- _Stated goal_: Where the word "frac" occurs in a line, return that line.

(Extracted data entries)

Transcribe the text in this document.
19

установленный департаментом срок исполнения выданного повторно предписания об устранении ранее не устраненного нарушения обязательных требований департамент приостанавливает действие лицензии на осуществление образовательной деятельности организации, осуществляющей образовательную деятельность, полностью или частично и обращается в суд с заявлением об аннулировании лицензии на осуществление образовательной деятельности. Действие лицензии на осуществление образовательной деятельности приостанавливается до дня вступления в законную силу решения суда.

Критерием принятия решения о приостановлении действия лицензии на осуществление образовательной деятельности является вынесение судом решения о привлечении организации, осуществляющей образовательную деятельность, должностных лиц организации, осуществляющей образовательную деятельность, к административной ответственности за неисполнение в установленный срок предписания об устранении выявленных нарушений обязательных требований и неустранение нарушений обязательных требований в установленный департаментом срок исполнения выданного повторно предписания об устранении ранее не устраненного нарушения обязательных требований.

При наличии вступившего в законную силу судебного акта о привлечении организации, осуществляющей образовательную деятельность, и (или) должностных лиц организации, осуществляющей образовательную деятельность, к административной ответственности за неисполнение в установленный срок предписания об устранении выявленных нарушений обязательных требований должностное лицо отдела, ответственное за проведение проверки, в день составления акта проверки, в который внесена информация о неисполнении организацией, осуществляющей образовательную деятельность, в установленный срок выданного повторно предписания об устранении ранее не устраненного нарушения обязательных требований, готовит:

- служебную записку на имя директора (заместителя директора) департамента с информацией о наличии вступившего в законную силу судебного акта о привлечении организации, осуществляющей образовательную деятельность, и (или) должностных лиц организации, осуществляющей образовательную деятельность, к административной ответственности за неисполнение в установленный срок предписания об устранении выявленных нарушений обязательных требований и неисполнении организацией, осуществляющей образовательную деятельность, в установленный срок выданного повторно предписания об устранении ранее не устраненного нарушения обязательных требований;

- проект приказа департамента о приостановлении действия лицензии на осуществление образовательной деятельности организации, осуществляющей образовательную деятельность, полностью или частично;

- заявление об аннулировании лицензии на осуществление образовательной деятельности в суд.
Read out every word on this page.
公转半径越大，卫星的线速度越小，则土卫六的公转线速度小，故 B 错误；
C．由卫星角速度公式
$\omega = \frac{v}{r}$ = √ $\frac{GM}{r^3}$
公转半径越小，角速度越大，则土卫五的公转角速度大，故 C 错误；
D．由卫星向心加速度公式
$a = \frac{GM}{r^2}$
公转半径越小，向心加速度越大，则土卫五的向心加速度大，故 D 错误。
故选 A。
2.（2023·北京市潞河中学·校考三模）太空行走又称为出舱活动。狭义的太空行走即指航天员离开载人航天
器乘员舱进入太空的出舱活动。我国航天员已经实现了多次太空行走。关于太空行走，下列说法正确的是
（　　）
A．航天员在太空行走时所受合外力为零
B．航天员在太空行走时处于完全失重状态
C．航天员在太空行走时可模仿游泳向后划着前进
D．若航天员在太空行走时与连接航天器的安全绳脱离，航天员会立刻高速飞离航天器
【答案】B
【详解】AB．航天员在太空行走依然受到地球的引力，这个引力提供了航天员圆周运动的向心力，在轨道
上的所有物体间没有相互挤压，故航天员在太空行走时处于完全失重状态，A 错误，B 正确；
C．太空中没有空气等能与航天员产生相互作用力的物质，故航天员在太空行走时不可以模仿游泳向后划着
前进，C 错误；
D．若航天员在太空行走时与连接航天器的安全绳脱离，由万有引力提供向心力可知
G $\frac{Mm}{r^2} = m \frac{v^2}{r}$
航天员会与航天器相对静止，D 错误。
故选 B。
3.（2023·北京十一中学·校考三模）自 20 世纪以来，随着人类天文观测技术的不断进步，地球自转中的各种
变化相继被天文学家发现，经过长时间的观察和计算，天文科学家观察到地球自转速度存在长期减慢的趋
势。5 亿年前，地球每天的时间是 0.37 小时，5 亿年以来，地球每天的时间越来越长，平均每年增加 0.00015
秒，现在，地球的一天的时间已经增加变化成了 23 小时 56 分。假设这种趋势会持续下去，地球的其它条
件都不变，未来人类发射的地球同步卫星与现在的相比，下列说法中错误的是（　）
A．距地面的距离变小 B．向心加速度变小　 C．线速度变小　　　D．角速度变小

- _Solution for this problem_:
$\omega = \frac{v}{r}$ = √ $\frac{GM}{r^3}$
$a = \frac{GM}{r^2}$
G $\frac{Mm}{r^2} = m \frac{v^2}{r}$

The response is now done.